GOAL. Repeat, line for line, the entries printed below.

[Figure collection entries]
********
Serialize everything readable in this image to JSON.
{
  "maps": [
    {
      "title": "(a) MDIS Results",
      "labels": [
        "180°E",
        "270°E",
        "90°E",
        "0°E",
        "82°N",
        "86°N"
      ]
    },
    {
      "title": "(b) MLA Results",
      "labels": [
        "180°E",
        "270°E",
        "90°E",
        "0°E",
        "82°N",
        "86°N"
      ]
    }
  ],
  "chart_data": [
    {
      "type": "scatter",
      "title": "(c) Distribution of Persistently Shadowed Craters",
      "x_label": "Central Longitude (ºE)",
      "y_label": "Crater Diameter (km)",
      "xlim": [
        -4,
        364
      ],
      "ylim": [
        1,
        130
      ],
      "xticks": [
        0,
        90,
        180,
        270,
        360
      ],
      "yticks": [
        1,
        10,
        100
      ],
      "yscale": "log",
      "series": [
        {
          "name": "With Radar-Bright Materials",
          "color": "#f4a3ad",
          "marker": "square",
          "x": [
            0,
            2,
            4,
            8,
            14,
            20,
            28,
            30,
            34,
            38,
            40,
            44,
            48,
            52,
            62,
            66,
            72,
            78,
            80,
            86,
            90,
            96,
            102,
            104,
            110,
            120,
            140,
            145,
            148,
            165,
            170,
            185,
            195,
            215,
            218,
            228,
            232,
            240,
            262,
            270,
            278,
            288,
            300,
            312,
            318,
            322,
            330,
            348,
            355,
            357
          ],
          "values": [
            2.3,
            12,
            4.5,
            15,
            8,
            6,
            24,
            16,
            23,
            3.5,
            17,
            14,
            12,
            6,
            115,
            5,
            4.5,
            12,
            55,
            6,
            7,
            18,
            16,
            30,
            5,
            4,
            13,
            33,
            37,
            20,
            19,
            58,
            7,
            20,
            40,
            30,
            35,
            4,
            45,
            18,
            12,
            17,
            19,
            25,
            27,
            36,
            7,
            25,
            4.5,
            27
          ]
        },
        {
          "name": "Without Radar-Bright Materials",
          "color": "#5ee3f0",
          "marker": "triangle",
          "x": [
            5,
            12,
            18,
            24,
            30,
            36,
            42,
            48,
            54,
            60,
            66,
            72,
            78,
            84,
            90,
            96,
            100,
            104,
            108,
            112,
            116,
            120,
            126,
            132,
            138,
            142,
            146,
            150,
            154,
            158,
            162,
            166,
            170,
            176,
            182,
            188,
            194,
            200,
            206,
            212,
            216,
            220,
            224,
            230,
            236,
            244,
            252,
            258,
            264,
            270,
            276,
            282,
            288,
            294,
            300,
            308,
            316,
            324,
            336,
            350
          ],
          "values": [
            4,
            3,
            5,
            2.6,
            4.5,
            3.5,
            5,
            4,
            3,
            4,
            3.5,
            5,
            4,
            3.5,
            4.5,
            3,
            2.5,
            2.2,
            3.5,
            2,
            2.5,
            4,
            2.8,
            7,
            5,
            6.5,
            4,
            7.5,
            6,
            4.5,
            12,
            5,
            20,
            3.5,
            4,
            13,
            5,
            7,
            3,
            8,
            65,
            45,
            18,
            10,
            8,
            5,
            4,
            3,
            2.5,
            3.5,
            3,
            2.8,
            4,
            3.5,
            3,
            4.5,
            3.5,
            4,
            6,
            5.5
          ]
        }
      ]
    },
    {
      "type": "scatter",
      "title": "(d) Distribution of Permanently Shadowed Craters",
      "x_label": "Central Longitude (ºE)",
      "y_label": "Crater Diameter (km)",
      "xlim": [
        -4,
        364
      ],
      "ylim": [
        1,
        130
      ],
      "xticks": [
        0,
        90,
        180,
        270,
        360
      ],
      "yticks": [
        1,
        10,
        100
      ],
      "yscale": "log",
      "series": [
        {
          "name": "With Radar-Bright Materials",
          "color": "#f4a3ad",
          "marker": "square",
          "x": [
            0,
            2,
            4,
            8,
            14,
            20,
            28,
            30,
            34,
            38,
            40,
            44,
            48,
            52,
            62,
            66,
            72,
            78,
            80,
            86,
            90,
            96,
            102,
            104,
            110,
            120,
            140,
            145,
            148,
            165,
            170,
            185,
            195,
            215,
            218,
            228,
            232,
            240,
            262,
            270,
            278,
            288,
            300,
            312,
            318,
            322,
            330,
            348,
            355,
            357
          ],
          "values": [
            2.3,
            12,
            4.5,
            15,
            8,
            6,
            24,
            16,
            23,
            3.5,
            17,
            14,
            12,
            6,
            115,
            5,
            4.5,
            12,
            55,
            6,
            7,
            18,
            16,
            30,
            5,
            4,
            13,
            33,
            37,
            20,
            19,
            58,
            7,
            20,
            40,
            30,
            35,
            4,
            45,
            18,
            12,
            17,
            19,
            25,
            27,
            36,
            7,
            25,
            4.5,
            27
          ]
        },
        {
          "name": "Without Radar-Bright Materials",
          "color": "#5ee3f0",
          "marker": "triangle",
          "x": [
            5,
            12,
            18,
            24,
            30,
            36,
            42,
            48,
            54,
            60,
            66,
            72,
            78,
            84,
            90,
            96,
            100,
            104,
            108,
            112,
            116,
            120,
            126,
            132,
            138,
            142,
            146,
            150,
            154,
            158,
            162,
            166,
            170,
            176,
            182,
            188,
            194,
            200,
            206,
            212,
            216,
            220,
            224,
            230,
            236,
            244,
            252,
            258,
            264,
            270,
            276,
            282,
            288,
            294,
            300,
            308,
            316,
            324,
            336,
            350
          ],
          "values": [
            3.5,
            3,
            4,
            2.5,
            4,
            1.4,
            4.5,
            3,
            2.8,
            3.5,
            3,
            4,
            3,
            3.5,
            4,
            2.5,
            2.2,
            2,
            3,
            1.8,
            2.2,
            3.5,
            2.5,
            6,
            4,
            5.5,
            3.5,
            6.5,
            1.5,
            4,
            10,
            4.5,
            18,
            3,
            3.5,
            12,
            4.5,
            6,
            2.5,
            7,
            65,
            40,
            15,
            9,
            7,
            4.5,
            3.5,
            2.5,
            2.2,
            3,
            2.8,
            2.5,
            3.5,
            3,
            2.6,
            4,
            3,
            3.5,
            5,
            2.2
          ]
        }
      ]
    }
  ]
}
********
WRITTEN RESPONSE.
Serialize everything readable in this image to JSON.
{
  "maps": [
    {
      "title": "(a) MDIS Results",
      "labels": [
        "180°E",
        "270°E",
        "90°E",
        "0°E",
        "82°N",
        "86°N"
      ]
    },
    {
      "title": "(b) MLA Results",
      "labels": [
        "180°E",
        "270°E",
        "90°E",
        "0°E",
        "82°N",
        "86°N"
      ]
    }
  ],
  "chart_data": [
    {
      "type": "scatter",
      "title": "(c) Distribution of Persistently Shadowed Craters",
      "x_label": "Central Longitude (ºE)",
      "y_label": "Crater Diameter (km)",
      "xlim": [
        -4,
        364
      ],
      "ylim": [
        1,
        130
      ],
      "xticks": [
        0,
        90,
        180,
        270,
        360
      ],
      "yticks": [
        1,
        10,
        100
      ],
      "yscale": "log",
      "series": [
        {
          "name": "With Radar-Bright Materials",
          "color": "#f4a3ad",
          "marker": "square",
          "x": [
            0,
            2,
            4,
            8,
            14,
            20,
            28,
            30,
            34,
            38,
            40,
            44,
            48,
            52,
            62,
            66,
            72,
            78,
            80,
            86,
            90,
            96,
            102,
            104,
            110,
            120,
            140,
            145,
            148,
            165,
            170,
            185,
            195,
            215,
            218,
            228,
            232,
            240,
            262,
            270,
            278,
            288,
            300,
            312,
            318,
            322,
            330,
            348,
            355,
            357
          ],
          "values": [
            2.3,
            12,
            4.5,
            15,
            8,
            6,
            24,
            16,
            23,
            3.5,
            17,
            14,
            12,
            6,
            115,
            5,
            4.5,
            12,
            55,
            6,
            7,
            18,
            16,
            30,
            5,
            4,
            13,
            33,
            37,
            20,
            19,
            58,
            7,
            20,
            40,
            30,
            35,
            4,
            45,
            18,
            12,
            17,
            19,
            25,
            27,
            36,
            7,
            25,
            4.5,
            27
          ]
        },
        {
          "name": "Without Radar-Bright Materials",
          "color": "#5ee3f0",
          "marker": "triangle",
          "x": [
            5,
            12,
            18,
            24,
            30,
            36,
            42,
            48,
            54,
            60,
            66,
            72,
            78,
            84,
            90,
            96,
            100,
            104,
            108,
            112,
            116,
            120,
            126,
            132,
            138,
            142,
            146,
            150,
            154,
            158,
            162,
            166,
            170,
            176,
            182,
            188,
            194,
            200,
            206,
            212,
            216,
            220,
            224,
            230,
            236,
            244,
            252,
            258,
            264,
            270,
            276,
            282,
            288,
            294,
            300,
            308,
            316,
            324,
            336,
            350
          ],
          "values": [
            4,
            3,
            5,
            2.6,
            4.5,
            3.5,
            5,
            4,
            3,
            4,
            3.5,
            5,
            4,
            3.5,
            4.5,
            3,
            2.5,
            2.2,
            3.5,
            2,
            2.5,
            4,
            2.8,
            7,
            5,
            6.5,
            4,
            7.5,
            6,
            4.5,
            12,
            5,
            20,
            3.5,
            4,
            13,
            5,
            7,
            3,
            8,
            65,
            45,
            18,
            10,
            8,
            5,
            4,
            3,
            2.5,
            3.5,
            3,
            2.8,
            4,
            3.5,
            3,
            4.5,
            3.5,
            4,
            6,
            5.5
          ]
        }
      ]
    },
    {
      "type": "scatter",
      "title": "(d) Distribution of Permanently Shadowed Craters",
      "x_label": "Central Longitude (ºE)",
      "y_label": "Crater Diameter (km)",
      "xlim": [
        -4,
        364
      ],
      "ylim": [
        1,
        130
      ],
      "xticks": [
        0,
        90,
        180,
        270,
        360
      ],
      "yticks": [
        1,
        10,
        100
      ],
      "yscale": "log",
      "series": [
        {
          "name": "With Radar-Bright Materials",
          "color": "#f4a3ad",
          "marker": "square",
          "x": [
            0,
            2,
            4,
            8,
            14,
            20,
            28,
            30,
            34,
            38,
            40,
            44,
            48,
            52,
            62,
            66,
            72,
            78,
            80,
            86,
            90,
            96,
            102,
            104,
            110,
            120,
            140,
            145,
            148,
            165,
            170,
            185,
            195,
            215,
            218,
            228,
            232,
            240,
            262,
            270,
            278,
            288,
            300,
            312,
            318,
            322,
            330,
            348,
            355,
            357
          ],
          "values": [
            2.3,
            12,
            4.5,
            15,
            8,
            6,
            24,
            16,
            23,
            3.5,
            17,
            14,
            12,
            6,
            115,
            5,
            4.5,
            12,
            55,
            6,
            7,
            18,
            16,
            30,
            5,
            4,
            13,
            33,
            37,
            20,
            19,
            58,
            7,
            20,
            40,
            30,
            35,
            4,
            45,
            18,
            12,
            17,
            19,
            25,
            27,
            36,
            7,
            25,
            4.5,
            27
          ]
        },
        {
          "name": "Without Radar-Bright Materials",
          "color": "#5ee3f0",
          "marker": "triangle",
          "x": [
            5,
            12,
            18,
            24,
            30,
            36,
            42,
            48,
            54,
            60,
            66,
            72,
            78,
            84,
            90,
            96,
            100,
            104,
            108,
            112,
            116,
            120,
            126,
            132,
            138,
            142,
            146,
            150,
            154,
            158,
            162,
            166,
            170,
            176,
            182,
            188,
            194,
            200,
            206,
            212,
            216,
            220,
            224,
            230,
            236,
            244,
            252,
            258,
            264,
            270,
            276,
            282,
            288,
            294,
            300,
            308,
            316,
            324,
            336,
            350
          ],
          "values": [
            3.5,
            3,
            4,
            2.5,
            4,
            1.4,
            4.5,
            3,
            2.8,
            3.5,
            3,
            4,
            3,
            3.5,
            4,
            2.5,
            2.2,
            2,
            3,
            1.8,
            2.2,
            3.5,
            2.5,
            6,
            4,
            5.5,
            3.5,
            6.5,
            1.5,
            4,
            10,
            4.5,
            18,
            3,
            3.5,
            12,
            4.5,
            6,
            2.5,
            7,
            65,
            40,
            15,
            9,
            7,
            4.5,
            3.5,
            2.5,
            2.2,
            3,
            2.8,
            2.5,
            3.5,
            3,
            2.6,
            4,
            3,
            3.5,
            5,
            2.2
          ]
        }
      ]
    }
  ]
}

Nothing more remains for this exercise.